**REQUEST**
Copy out, unchanged, the lines of the material from the line with "candle-body xyxy=(799,422,807,465)" to the line with "zoom-in-icon[interactable]: ⊕ xyxy=(20,330,36,350)", counting both of those lines.

[start]

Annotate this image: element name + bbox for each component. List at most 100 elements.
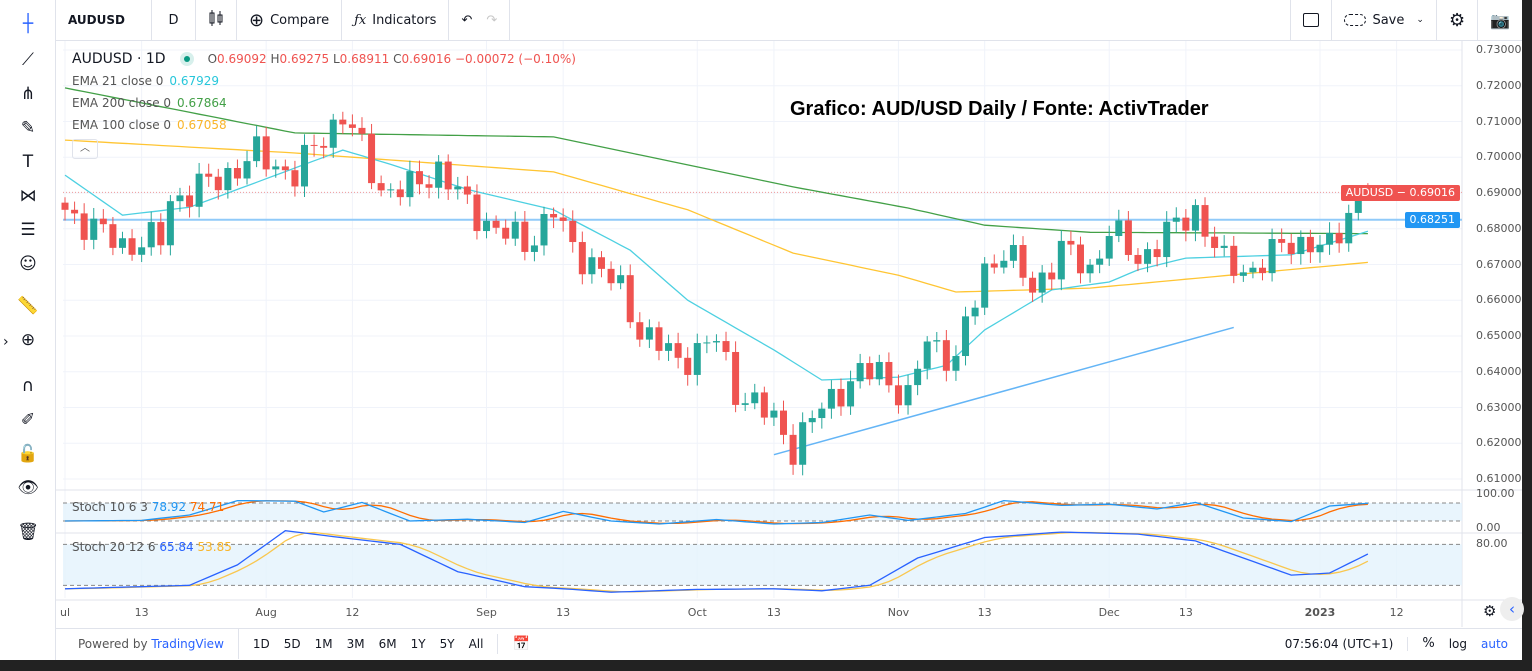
candle-body xyxy=(799,422,807,465)
symbol-search-button[interactable]: AUDUSD xyxy=(56,0,152,41)
candle-body xyxy=(138,247,146,255)
range-1d[interactable]: 1D xyxy=(252,636,270,651)
candle-body xyxy=(1000,260,1008,268)
time-tick: 12 xyxy=(1389,606,1404,619)
candle-body xyxy=(1057,240,1065,280)
candle-body xyxy=(1029,277,1037,293)
ruler-icon[interactable]: 📏 xyxy=(17,296,39,316)
unlock-icon[interactable]: 🔓 xyxy=(17,444,39,464)
lock-drawing-icon[interactable]: ✐ xyxy=(20,410,36,430)
indicators-button[interactable]: ƒx Indicators xyxy=(342,0,450,41)
pattern-icon[interactable]: ⋈ xyxy=(19,186,37,206)
interval-button[interactable]: D xyxy=(152,0,196,41)
pitchfork-icon[interactable]: ⋔ xyxy=(20,84,36,104)
snapshot-button[interactable]: 📷 xyxy=(1478,0,1522,41)
zoom-in-icon[interactable]: ⊕ xyxy=(20,330,36,350)
stoch1-legend[interactable]: Stoch 10 6 3 78.92 74.71 xyxy=(72,500,224,514)
candle-body xyxy=(291,170,299,187)
candle-body xyxy=(904,385,912,406)
ema100-legend[interactable]: EMA 100 close 0 0.67058 xyxy=(72,114,576,136)
crosshair-icon[interactable]: ┼ xyxy=(22,14,34,34)
powered-by[interactable]: Powered by TradingView xyxy=(56,628,239,659)
candle-body xyxy=(751,392,759,404)
stoch2-band xyxy=(63,544,1462,586)
range-5d[interactable]: 5D xyxy=(283,636,301,651)
ema21-legend[interactable]: EMA 21 close 0 0.67929 xyxy=(72,70,576,92)
fullscreen-button[interactable] xyxy=(1290,0,1333,41)
indicators-label: Indicators xyxy=(372,12,437,28)
magnet-icon[interactable]: ∩ xyxy=(21,376,35,396)
stoch1-label: Stoch 10 6 3 xyxy=(72,500,148,514)
range-5y[interactable]: 5Y xyxy=(439,636,455,651)
candle-body xyxy=(914,368,922,386)
save-button[interactable]: Save ⌄ xyxy=(1332,0,1437,41)
candle-body xyxy=(617,275,625,284)
candle-body xyxy=(559,217,567,221)
chevron-down-icon: ⌄ xyxy=(1416,15,1424,25)
trend-line-icon[interactable]: ⟋ xyxy=(22,50,34,70)
candle-body xyxy=(348,124,356,128)
log-toggle[interactable]: log xyxy=(1448,636,1467,651)
candle-body xyxy=(233,168,241,179)
price-tick: 0.71000 xyxy=(1476,114,1522,128)
candle-body xyxy=(492,220,500,228)
chart-type-button[interactable] xyxy=(196,0,237,41)
range-1m[interactable]: 1M xyxy=(314,636,333,651)
candle-body xyxy=(1038,272,1046,293)
price-tick: 0.65000 xyxy=(1476,329,1522,342)
candle-body xyxy=(243,161,251,179)
trash-icon[interactable]: 🗑 xyxy=(17,522,39,542)
candle-body xyxy=(684,357,692,375)
side-panel-toggle[interactable]: ‹ xyxy=(1500,597,1524,621)
candle-body xyxy=(128,238,136,255)
range-3m[interactable]: 3M xyxy=(346,636,365,651)
range-all[interactable]: All xyxy=(468,636,484,651)
price-badge-value: 0.69016 xyxy=(1409,186,1456,199)
emoji-icon[interactable]: ☺ xyxy=(19,254,37,274)
candle-body xyxy=(1153,249,1161,258)
candle-body xyxy=(540,213,548,246)
eye-icon[interactable]: 👁 xyxy=(17,478,39,498)
stoch2-d-value: 53.85 xyxy=(197,540,232,554)
ema200-legend[interactable]: EMA 200 close 0 0.67864 xyxy=(72,92,576,114)
collapse-legend-button[interactable]: ︿ xyxy=(72,139,98,159)
collapse-left-toolbar-icon[interactable]: › xyxy=(3,334,9,350)
candle-body xyxy=(875,361,883,380)
percent-toggle[interactable]: % xyxy=(1422,636,1435,651)
candle-body xyxy=(712,341,720,343)
undo-icon[interactable]: ↶ xyxy=(461,12,473,28)
candle-body xyxy=(1096,258,1104,265)
fib-icon[interactable]: ☰ xyxy=(20,220,36,240)
low-value: 0.68911 xyxy=(339,52,390,66)
candle-body xyxy=(1335,232,1343,244)
candle-body xyxy=(626,275,634,323)
settings-button[interactable]: ⚙ xyxy=(1437,0,1479,41)
redo-icon[interactable]: ↷ xyxy=(486,12,498,28)
time-axis-settings-icon[interactable]: ⚙ xyxy=(1483,602,1497,620)
candle-body xyxy=(837,388,845,407)
candle-body xyxy=(1124,220,1132,255)
candle-body xyxy=(1220,245,1228,248)
range-1y[interactable]: 1Y xyxy=(410,636,426,651)
goto-date-icon[interactable]: 📅 xyxy=(512,635,530,652)
window-edge xyxy=(0,660,1532,671)
brush-icon[interactable]: ✎ xyxy=(20,118,36,138)
candle-body xyxy=(808,418,816,423)
open-label: O xyxy=(207,52,218,66)
low-label: L xyxy=(332,52,340,66)
candle-body xyxy=(99,218,107,225)
range-6m[interactable]: 6M xyxy=(378,636,397,651)
candle-body xyxy=(722,341,730,352)
auto-toggle[interactable]: auto xyxy=(1480,636,1508,651)
compare-button[interactable]: ⊕ Compare xyxy=(237,0,343,41)
candle-body xyxy=(224,168,232,191)
stoch1-tick: 0.00 xyxy=(1476,521,1501,534)
save-label: Save xyxy=(1372,12,1405,28)
text-icon[interactable]: T xyxy=(22,152,34,172)
candle-body xyxy=(176,195,184,202)
price-tick: 0.63000 xyxy=(1476,400,1522,414)
ema100-label: EMA 100 close 0 xyxy=(72,118,172,132)
stoch2-legend[interactable]: Stoch 20 12 6 65.84 53.85 xyxy=(72,540,232,554)
time-tick: 13 xyxy=(766,606,781,619)
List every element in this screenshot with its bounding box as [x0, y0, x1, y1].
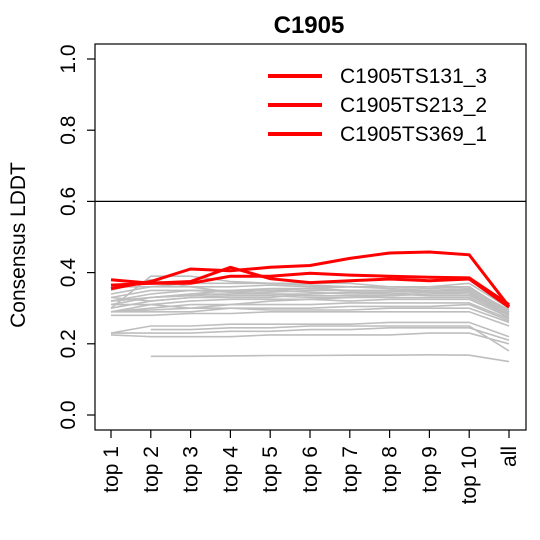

[end]

**TASK ANSWER**
candle-body xyxy=(799,422,807,465)
symbol-search-button[interactable]: AUDUSD xyxy=(56,0,152,41)
candle-body xyxy=(138,247,146,255)
range-1d[interactable]: 1D xyxy=(252,636,270,651)
candle-body xyxy=(1000,260,1008,268)
time-tick: 12 xyxy=(1389,606,1404,619)
candle-body xyxy=(1057,240,1065,280)
candle-body xyxy=(1029,277,1037,293)
ruler-icon[interactable]: 📏 xyxy=(17,296,39,316)
unlock-icon[interactable]: 🔓 xyxy=(17,444,39,464)
lock-drawing-icon[interactable]: ✐ xyxy=(20,410,36,430)
indicators-button[interactable]: ƒx Indicators xyxy=(342,0,450,41)
pattern-icon[interactable]: ⋈ xyxy=(19,186,37,206)
interval-button[interactable]: D xyxy=(152,0,196,41)
pitchfork-icon[interactable]: ⋔ xyxy=(20,84,36,104)
snapshot-button[interactable]: 📷 xyxy=(1478,0,1522,41)
zoom-in-icon[interactable]: ⊕ xyxy=(20,330,36,350)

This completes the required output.